*WHAT YOU WILL DO*: Quote the listing below in full and exactly as written, but omit every picture.

*LISTED RECORDS*:
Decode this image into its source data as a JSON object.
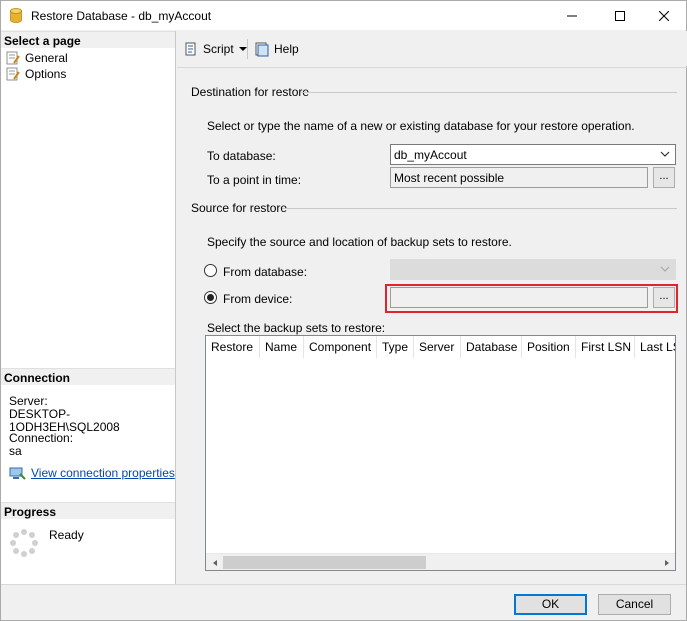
{
  "window": {
    "title": "Restore Database - db_myAccout"
  },
  "left": {
    "select_page_header": "Select a page",
    "pages": [
      {
        "label": "General",
        "icon": "page-wrench-icon"
      },
      {
        "label": "Options",
        "icon": "page-wrench-icon"
      }
    ],
    "connection_header": "Connection",
    "server_label": "Server:",
    "server_value": "DESKTOP-1ODH3EH\\SQL2008",
    "connection_label": "Connection:",
    "connection_value": "sa",
    "view_props_link": "View connection properties",
    "progress_header": "Progress",
    "progress_status": "Ready"
  },
  "toolbar": {
    "script_label": "Script",
    "help_label": "Help"
  },
  "destination": {
    "group_title": "Destination for restore",
    "description": "Select or type the name of a new or existing database for your restore operation.",
    "to_database_label": "To database:",
    "to_database_value": "db_myAccout",
    "point_in_time_label": "To a point in time:",
    "point_in_time_value": "Most recent possible",
    "browse_label": "..."
  },
  "source": {
    "group_title": "Source for restore",
    "description": "Specify the source and location of backup sets to restore.",
    "from_database_label": "From database:",
    "from_device_label": "From device:",
    "from_device_value": "",
    "browse_label": "...",
    "selected_option": "From device:"
  },
  "backup_sets": {
    "label": "Select the backup sets to restore:",
    "columns": [
      "Restore",
      "Name",
      "Component",
      "Type",
      "Server",
      "Database",
      "Position",
      "First LSN",
      "Last LSN"
    ]
  },
  "buttons": {
    "ok": "OK",
    "cancel": "Cancel"
  },
  "colors": {
    "highlight": "#e0242a",
    "link": "#0645ad",
    "default_button_border": "#0078d7"
  }
}
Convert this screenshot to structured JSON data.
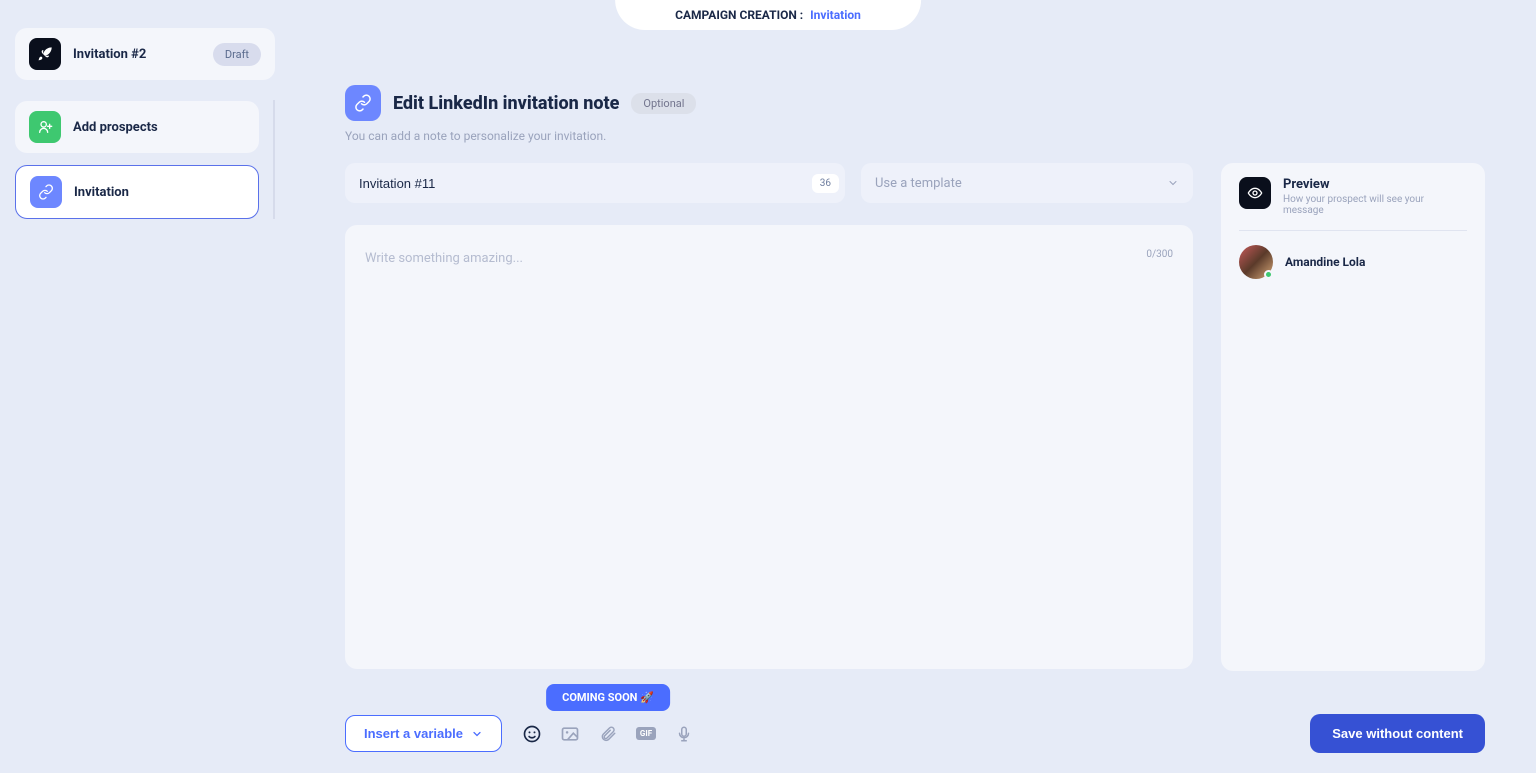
{
  "banner": {
    "label": "CAMPAIGN CREATION :",
    "suffix": "Invitation"
  },
  "campaign": {
    "name": "Invitation #2",
    "status": "Draft"
  },
  "sidebar": {
    "items": [
      {
        "label": "Add prospects"
      },
      {
        "label": "Invitation"
      }
    ]
  },
  "header": {
    "title": "Edit LinkedIn invitation note",
    "optional": "Optional",
    "sub": "You can add a note to personalize your invitation."
  },
  "editor": {
    "title_value": "Invitation #11",
    "title_count": "36",
    "template_placeholder": "Use a template",
    "message_placeholder": "Write something amazing...",
    "char_counter": "0/300"
  },
  "preview": {
    "title": "Preview",
    "sub": "How your prospect will see your message",
    "prospect_name": "Amandine Lola"
  },
  "toolbar": {
    "insert_variable": "Insert a variable",
    "coming_soon": "COMING SOON 🚀",
    "gif": "GIF"
  },
  "save_button": "Save without content"
}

*EXERCISE SOLUTION*:
Decode this image into its source data as a JSON object.
{
  "window": {
    "title": "Restore Database - db_myAccout"
  },
  "left": {
    "select_page_header": "Select a page",
    "pages": [
      {
        "label": "General",
        "icon": "page-wrench-icon"
      },
      {
        "label": "Options",
        "icon": "page-wrench-icon"
      }
    ],
    "connection_header": "Connection",
    "server_label": "Server:",
    "server_value": "DESKTOP-1ODH3EH\\SQL2008",
    "connection_label": "Connection:",
    "connection_value": "sa",
    "view_props_link": "View connection properties",
    "progress_header": "Progress",
    "progress_status": "Ready"
  },
  "toolbar": {
    "script_label": "Script",
    "help_label": "Help"
  },
  "destination": {
    "group_title": "Destination for restore",
    "description": "Select or type the name of a new or existing database for your restore operation.",
    "to_database_label": "To database:",
    "to_database_value": "db_myAccout",
    "point_in_time_label": "To a point in time:",
    "point_in_time_value": "Most recent possible",
    "browse_label": "..."
  },
  "source": {
    "group_title": "Source for restore",
    "description": "Specify the source and location of backup sets to restore.",
    "from_database_label": "From database:",
    "from_device_label": "From device:",
    "from_device_value": "",
    "browse_label": "...",
    "selected_option": "From device:"
  },
  "backup_sets": {
    "label": "Select the backup sets to restore:",
    "columns": [
      "Restore",
      "Name",
      "Component",
      "Type",
      "Server",
      "Database",
      "Position",
      "First LSN",
      "Last LSN"
    ]
  },
  "buttons": {
    "ok": "OK",
    "cancel": "Cancel"
  },
  "colors": {
    "highlight": "#e0242a",
    "link": "#0645ad",
    "default_button_border": "#0078d7"
  }
}
Convert this screenshot to structured JSON data.
{
  "banner": {
    "label": "CAMPAIGN CREATION :",
    "suffix": "Invitation"
  },
  "campaign": {
    "name": "Invitation #2",
    "status": "Draft"
  },
  "sidebar": {
    "items": [
      {
        "label": "Add prospects"
      },
      {
        "label": "Invitation"
      }
    ]
  },
  "header": {
    "title": "Edit LinkedIn invitation note",
    "optional": "Optional",
    "sub": "You can add a note to personalize your invitation."
  },
  "editor": {
    "title_value": "Invitation #11",
    "title_count": "36",
    "template_placeholder": "Use a template",
    "message_placeholder": "Write something amazing...",
    "char_counter": "0/300"
  },
  "preview": {
    "title": "Preview",
    "sub": "How your prospect will see your message",
    "prospect_name": "Amandine Lola"
  },
  "toolbar": {
    "insert_variable": "Insert a variable",
    "coming_soon": "COMING SOON 🚀",
    "gif": "GIF"
  },
  "save_button": "Save without content"
}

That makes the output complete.